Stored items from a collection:
──────────
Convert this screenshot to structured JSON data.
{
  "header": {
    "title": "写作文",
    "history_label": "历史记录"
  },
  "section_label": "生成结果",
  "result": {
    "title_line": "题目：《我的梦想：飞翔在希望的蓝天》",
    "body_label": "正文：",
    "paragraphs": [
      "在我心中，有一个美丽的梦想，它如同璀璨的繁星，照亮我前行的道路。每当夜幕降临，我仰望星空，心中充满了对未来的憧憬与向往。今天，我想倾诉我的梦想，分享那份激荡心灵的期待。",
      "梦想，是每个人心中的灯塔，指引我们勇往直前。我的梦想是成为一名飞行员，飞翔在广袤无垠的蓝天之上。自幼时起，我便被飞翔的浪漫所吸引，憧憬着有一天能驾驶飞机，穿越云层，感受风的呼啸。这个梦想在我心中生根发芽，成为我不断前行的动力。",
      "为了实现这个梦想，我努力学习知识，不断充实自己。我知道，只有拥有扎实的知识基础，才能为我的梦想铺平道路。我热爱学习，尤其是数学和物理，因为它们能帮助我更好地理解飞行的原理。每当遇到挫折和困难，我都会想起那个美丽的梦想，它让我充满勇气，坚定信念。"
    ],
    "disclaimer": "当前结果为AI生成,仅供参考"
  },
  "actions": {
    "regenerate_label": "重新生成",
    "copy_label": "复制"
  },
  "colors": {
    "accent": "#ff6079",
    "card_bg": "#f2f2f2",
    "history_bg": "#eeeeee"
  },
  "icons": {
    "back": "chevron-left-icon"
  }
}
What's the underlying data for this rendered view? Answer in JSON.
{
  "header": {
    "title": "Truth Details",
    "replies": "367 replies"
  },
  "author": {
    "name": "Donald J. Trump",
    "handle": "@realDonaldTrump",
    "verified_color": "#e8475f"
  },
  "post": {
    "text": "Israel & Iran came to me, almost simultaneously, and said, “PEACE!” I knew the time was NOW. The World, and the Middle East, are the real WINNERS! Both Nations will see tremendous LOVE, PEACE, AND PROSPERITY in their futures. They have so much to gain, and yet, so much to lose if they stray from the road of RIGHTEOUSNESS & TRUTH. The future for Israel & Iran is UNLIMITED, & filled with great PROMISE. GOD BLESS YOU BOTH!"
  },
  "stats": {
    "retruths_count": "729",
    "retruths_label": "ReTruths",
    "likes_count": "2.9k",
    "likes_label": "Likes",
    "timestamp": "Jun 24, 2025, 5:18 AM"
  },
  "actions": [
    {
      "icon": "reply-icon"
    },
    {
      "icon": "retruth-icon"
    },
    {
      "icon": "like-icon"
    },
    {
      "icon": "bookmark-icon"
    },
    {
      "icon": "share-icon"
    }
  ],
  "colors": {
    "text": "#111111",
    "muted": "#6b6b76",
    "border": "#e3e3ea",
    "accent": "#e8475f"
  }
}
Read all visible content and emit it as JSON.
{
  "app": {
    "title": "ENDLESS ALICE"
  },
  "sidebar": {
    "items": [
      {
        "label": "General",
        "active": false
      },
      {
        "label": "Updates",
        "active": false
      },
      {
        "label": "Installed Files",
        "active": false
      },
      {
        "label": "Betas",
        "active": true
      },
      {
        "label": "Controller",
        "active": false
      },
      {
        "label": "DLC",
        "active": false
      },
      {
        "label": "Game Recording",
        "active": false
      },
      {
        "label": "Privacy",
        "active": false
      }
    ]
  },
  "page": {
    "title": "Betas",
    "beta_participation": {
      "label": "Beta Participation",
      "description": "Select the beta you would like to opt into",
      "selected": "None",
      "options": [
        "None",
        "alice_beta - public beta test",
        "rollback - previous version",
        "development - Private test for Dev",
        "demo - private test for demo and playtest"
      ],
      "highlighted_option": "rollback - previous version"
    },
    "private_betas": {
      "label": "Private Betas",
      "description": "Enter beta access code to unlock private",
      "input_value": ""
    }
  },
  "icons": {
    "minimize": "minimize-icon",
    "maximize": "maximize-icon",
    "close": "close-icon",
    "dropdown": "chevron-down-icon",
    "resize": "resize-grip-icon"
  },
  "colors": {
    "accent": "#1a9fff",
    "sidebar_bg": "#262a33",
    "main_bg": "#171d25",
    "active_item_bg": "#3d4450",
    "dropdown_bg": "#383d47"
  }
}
──────────
> [Directive]
Repeat the material above in full, quoting it exactly.

> [Answer to this task]
Convert this screenshot to structured JSON data.
{
  "header": {
    "title": "写作文",
    "history_label": "历史记录"
  },
  "section_label": "生成结果",
  "result": {
    "title_line": "题目：《我的梦想：飞翔在希望的蓝天》",
    "body_label": "正文：",
    "paragraphs": [
      "在我心中，有一个美丽的梦想，它如同璀璨的繁星，照亮我前行的道路。每当夜幕降临，我仰望星空，心中充满了对未来的憧憬与向往。今天，我想倾诉我的梦想，分享那份激荡心灵的期待。",
      "梦想，是每个人心中的灯塔，指引我们勇往直前。我的梦想是成为一名飞行员，飞翔在广袤无垠的蓝天之上。自幼时起，我便被飞翔的浪漫所吸引，憧憬着有一天能驾驶飞机，穿越云层，感受风的呼啸。这个梦想在我心中生根发芽，成为我不断前行的动力。",
      "为了实现这个梦想，我努力学习知识，不断充实自己。我知道，只有拥有扎实的知识基础，才能为我的梦想铺平道路。我热爱学习，尤其是数学和物理，因为它们能帮助我更好地理解飞行的原理。每当遇到挫折和困难，我都会想起那个美丽的梦想，它让我充满勇气，坚定信念。"
    ],
    "disclaimer": "当前结果为AI生成,仅供参考"
  },
  "actions": {
    "regenerate_label": "重新生成",
    "copy_label": "复制"
  },
  "colors": {
    "accent": "#ff6079",
    "card_bg": "#f2f2f2",
    "history_bg": "#eeeeee"
  },
  "icons": {
    "back": "chevron-left-icon"
  }
}
What's the underlying data for this rendered view? Answer in JSON.
{
  "header": {
    "title": "Truth Details",
    "replies": "367 replies"
  },
  "author": {
    "name": "Donald J. Trump",
    "handle": "@realDonaldTrump",
    "verified_color": "#e8475f"
  },
  "post": {
    "text": "Israel & Iran came to me, almost simultaneously, and said, “PEACE!” I knew the time was NOW. The World, and the Middle East, are the real WINNERS! Both Nations will see tremendous LOVE, PEACE, AND PROSPERITY in their futures. They have so much to gain, and yet, so much to lose if they stray from the road of RIGHTEOUSNESS & TRUTH. The future for Israel & Iran is UNLIMITED, & filled with great PROMISE. GOD BLESS YOU BOTH!"
  },
  "stats": {
    "retruths_count": "729",
    "retruths_label": "ReTruths",
    "likes_count": "2.9k",
    "likes_label": "Likes",
    "timestamp": "Jun 24, 2025, 5:18 AM"
  },
  "actions": [
    {
      "icon": "reply-icon"
    },
    {
      "icon": "retruth-icon"
    },
    {
      "icon": "like-icon"
    },
    {
      "icon": "bookmark-icon"
    },
    {
      "icon": "share-icon"
    }
  ],
  "colors": {
    "text": "#111111",
    "muted": "#6b6b76",
    "border": "#e3e3ea",
    "accent": "#e8475f"
  }
}
Read all visible content and emit it as JSON.
{
  "app": {
    "title": "ENDLESS ALICE"
  },
  "sidebar": {
    "items": [
      {
        "label": "General",
        "active": false
      },
      {
        "label": "Updates",
        "active": false
      },
      {
        "label": "Installed Files",
        "active": false
      },
      {
        "label": "Betas",
        "active": true
      },
      {
        "label": "Controller",
        "active": false
      },
      {
        "label": "DLC",
        "active": false
      },
      {
        "label": "Game Recording",
        "active": false
      },
      {
        "label": "Privacy",
        "active": false
      }
    ]
  },
  "page": {
    "title": "Betas",
    "beta_participation": {
      "label": "Beta Participation",
      "description": "Select the beta you would like to opt into",
      "selected": "None",
      "options": [
        "None",
        "alice_beta - public beta test",
        "rollback - previous version",
        "development - Private test for Dev",
        "demo - private test for demo and playtest"
      ],
      "highlighted_option": "rollback - previous version"
    },
    "private_betas": {
      "label": "Private Betas",
      "description": "Enter beta access code to unlock private",
      "input_value": ""
    }
  },
  "icons": {
    "minimize": "minimize-icon",
    "maximize": "maximize-icon",
    "close": "close-icon",
    "dropdown": "chevron-down-icon",
    "resize": "resize-grip-icon"
  },
  "colors": {
    "accent": "#1a9fff",
    "sidebar_bg": "#262a33",
    "main_bg": "#171d25",
    "active_item_bg": "#3d4450",
    "dropdown_bg": "#383d47"
  }
}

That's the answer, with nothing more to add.